── GIVEN INFORMATION

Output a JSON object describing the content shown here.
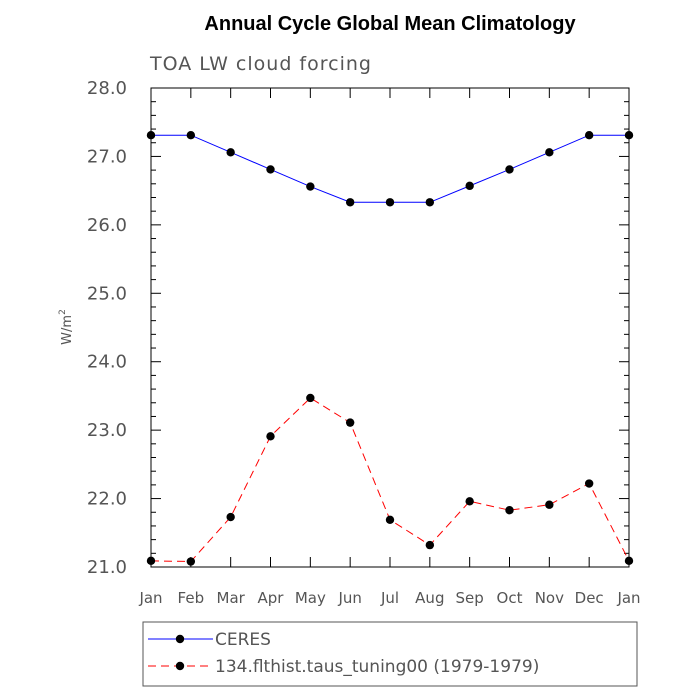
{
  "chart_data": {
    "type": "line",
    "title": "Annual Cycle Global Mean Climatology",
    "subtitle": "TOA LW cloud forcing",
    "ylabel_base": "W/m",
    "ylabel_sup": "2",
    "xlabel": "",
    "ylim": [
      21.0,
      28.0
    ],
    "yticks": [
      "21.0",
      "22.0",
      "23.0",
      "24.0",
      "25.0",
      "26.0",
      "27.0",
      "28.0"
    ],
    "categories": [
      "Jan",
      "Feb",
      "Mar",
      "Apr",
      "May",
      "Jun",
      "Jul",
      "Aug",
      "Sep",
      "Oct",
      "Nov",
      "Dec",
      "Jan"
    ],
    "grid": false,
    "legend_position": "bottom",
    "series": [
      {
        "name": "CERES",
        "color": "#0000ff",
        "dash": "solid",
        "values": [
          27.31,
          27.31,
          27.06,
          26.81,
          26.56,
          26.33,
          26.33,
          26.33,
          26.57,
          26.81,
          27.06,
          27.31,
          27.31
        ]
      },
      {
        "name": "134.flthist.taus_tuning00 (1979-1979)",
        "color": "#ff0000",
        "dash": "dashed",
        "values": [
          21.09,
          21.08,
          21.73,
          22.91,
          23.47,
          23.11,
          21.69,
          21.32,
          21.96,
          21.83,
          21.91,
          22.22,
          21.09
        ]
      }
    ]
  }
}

────
── GIVEN INFORMATION

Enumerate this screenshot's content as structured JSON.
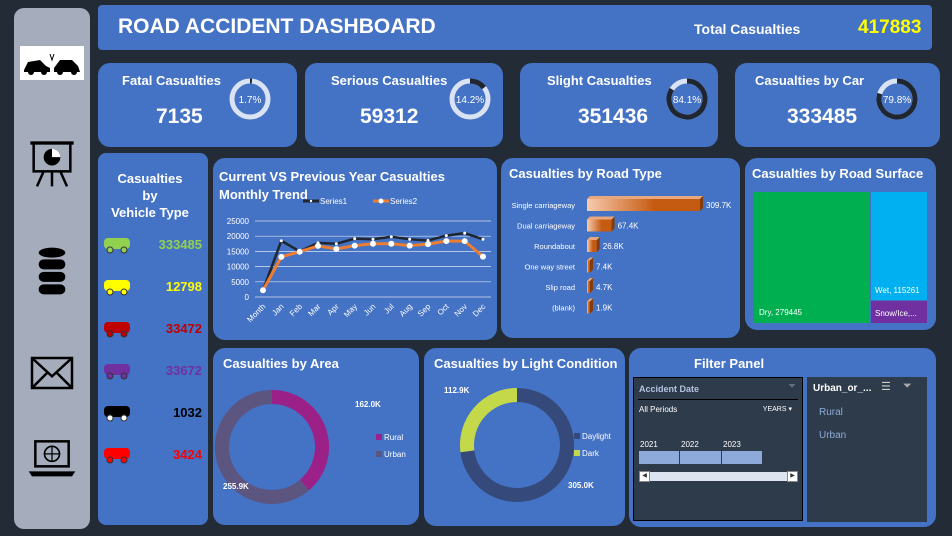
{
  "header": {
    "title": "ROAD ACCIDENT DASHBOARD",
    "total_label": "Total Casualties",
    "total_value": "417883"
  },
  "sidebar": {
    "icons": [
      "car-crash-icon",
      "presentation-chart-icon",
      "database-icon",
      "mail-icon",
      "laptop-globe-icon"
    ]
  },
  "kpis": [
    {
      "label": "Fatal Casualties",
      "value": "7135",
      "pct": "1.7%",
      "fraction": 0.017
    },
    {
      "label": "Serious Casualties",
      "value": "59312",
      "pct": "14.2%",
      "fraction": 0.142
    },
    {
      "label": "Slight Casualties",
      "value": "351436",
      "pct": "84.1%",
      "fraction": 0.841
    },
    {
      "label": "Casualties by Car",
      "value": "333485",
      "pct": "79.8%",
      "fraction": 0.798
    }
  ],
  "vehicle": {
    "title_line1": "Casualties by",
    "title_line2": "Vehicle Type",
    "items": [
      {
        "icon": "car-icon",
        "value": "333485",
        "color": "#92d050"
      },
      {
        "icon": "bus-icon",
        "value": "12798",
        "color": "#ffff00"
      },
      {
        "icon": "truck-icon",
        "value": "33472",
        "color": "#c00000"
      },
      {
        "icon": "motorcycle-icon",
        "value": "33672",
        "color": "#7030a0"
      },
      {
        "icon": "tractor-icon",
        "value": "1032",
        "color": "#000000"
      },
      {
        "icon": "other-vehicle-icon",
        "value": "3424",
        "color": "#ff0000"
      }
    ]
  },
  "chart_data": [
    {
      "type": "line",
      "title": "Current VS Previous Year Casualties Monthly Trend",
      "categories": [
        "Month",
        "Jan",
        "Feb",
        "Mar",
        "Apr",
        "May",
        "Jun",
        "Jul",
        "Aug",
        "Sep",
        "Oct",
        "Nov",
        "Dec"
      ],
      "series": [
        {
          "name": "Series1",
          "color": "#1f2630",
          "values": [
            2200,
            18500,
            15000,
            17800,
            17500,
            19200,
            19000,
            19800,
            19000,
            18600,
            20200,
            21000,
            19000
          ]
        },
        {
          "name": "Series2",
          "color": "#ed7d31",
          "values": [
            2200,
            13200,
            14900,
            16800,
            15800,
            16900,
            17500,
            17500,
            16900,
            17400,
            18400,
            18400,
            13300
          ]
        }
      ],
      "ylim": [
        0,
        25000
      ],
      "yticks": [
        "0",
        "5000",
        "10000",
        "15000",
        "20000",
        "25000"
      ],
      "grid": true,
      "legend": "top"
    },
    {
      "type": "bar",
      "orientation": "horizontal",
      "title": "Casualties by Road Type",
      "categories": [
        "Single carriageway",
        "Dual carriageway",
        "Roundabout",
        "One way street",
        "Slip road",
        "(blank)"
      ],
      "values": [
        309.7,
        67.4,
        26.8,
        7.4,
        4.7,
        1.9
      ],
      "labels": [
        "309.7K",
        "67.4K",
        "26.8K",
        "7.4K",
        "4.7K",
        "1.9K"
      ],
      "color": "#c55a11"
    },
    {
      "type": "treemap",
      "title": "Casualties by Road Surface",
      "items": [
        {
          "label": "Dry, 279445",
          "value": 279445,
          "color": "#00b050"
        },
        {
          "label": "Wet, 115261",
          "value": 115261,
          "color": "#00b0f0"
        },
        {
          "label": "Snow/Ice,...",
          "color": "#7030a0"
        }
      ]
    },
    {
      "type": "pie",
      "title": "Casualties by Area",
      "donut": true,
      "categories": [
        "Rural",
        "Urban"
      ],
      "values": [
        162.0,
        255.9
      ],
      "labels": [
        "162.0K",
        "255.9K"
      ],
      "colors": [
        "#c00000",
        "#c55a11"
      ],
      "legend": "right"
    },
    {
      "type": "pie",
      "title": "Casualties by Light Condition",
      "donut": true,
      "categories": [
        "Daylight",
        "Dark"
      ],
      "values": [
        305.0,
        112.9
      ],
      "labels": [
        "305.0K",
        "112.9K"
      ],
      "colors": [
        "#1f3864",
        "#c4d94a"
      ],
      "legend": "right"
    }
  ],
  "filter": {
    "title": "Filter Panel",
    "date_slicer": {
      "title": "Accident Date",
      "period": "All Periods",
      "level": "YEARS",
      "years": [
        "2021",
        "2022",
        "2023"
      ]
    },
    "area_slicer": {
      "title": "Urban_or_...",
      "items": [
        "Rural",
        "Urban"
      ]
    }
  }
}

────
── GIVEN INFORMATION

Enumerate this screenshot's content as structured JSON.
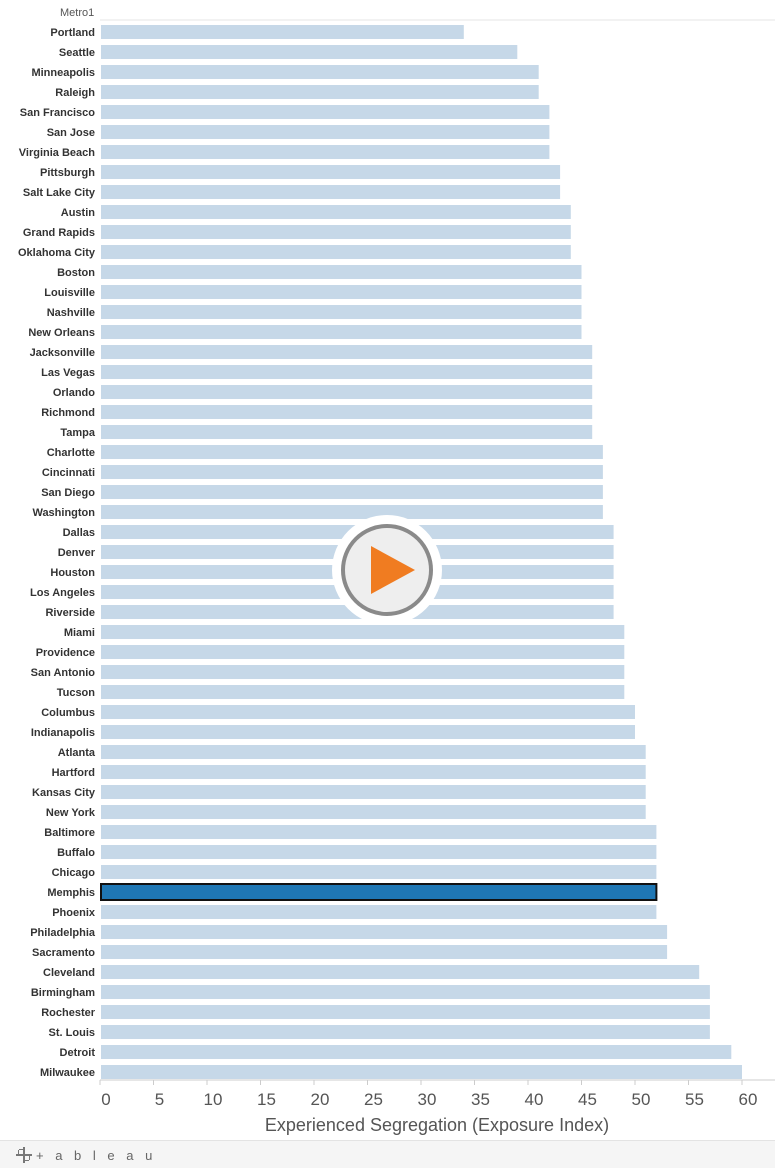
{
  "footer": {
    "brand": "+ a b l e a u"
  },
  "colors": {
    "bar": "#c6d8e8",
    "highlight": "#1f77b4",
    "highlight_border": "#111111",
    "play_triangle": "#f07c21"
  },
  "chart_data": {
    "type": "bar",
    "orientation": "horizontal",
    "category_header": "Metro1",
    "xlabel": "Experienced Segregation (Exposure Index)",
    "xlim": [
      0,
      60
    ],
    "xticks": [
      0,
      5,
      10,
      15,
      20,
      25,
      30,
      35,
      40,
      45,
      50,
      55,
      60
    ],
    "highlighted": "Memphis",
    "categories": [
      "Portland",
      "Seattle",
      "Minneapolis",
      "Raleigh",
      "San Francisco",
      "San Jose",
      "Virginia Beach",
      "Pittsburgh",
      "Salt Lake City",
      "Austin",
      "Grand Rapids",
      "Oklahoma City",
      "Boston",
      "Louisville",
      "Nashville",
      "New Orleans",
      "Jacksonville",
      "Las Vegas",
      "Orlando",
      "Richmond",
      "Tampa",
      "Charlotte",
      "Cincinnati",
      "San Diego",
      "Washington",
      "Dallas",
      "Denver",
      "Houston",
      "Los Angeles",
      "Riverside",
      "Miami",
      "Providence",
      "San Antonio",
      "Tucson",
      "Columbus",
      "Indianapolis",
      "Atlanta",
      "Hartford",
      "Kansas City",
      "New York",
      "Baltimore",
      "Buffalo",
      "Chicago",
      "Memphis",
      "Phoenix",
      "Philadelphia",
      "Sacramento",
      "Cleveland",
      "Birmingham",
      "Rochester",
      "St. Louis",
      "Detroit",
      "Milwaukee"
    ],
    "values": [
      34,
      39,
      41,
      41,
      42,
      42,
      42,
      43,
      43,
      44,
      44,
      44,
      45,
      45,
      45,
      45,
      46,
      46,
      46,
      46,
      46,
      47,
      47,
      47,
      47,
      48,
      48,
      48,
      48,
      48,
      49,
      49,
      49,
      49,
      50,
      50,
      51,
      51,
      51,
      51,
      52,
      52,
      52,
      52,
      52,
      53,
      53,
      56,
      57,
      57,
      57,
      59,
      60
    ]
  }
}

────

§ SHORT EXERCISE: Using the listing, collect all lines in which the string "name" is found.

§ TASK ANSWER:
        "name": "CERES",
        "name": "134.flthist.taus_tuning00 (1979-1979)",
          "name": "Series1",
          "name": "Series2",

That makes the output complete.